(Dataset items)
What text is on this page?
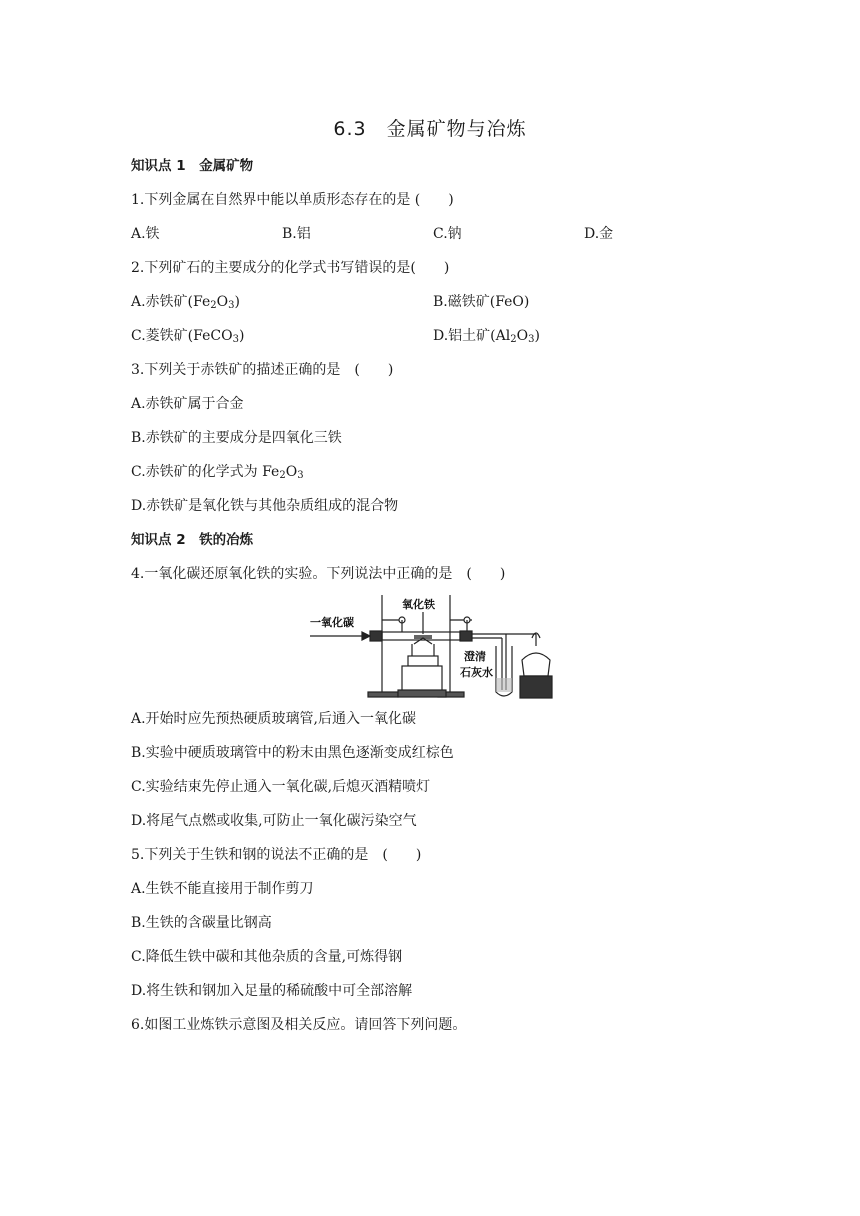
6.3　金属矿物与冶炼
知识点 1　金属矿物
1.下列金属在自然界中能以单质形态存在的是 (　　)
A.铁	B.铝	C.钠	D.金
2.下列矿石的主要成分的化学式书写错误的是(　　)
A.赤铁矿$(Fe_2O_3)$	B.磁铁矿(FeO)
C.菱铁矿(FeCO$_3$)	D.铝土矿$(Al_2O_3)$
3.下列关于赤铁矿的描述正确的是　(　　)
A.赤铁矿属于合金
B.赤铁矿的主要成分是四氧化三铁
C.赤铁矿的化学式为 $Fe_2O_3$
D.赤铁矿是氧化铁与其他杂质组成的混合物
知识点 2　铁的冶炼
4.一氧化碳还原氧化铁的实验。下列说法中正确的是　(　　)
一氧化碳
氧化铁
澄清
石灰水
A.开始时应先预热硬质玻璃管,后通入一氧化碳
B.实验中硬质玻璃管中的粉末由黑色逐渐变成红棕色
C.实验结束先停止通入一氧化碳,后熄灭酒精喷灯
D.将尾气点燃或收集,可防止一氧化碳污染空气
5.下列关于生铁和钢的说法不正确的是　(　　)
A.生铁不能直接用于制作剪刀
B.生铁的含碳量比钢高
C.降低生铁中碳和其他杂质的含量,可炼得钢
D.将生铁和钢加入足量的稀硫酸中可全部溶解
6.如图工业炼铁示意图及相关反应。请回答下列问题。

...

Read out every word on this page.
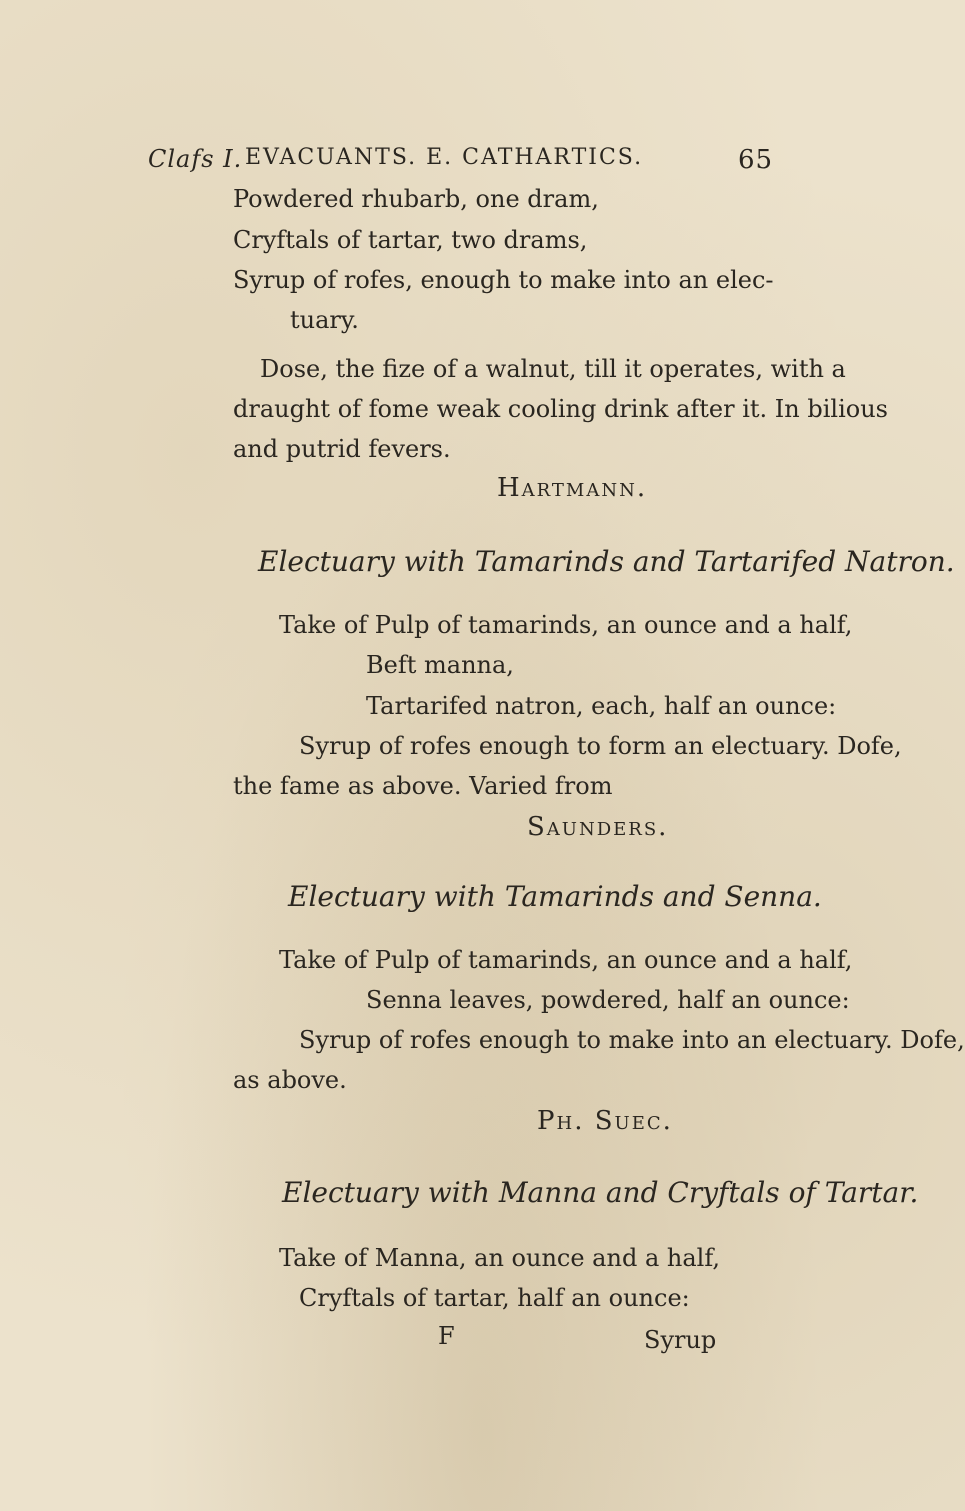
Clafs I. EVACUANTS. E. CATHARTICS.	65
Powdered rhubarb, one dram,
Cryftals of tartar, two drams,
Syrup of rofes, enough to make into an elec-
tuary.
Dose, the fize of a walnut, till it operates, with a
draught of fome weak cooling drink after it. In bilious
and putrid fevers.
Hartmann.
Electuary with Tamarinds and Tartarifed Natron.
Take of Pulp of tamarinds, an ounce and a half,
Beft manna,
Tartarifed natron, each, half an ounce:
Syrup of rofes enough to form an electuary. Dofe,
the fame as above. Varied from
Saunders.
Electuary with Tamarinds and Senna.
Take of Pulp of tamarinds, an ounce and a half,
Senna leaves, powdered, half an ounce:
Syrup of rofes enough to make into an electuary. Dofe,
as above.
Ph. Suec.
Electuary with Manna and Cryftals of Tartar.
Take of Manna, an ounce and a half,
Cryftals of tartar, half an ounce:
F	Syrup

What to do: From the entries, report each line that includes the word "page".

Solution to this task:
What text is on this page?
Read out every word on this page.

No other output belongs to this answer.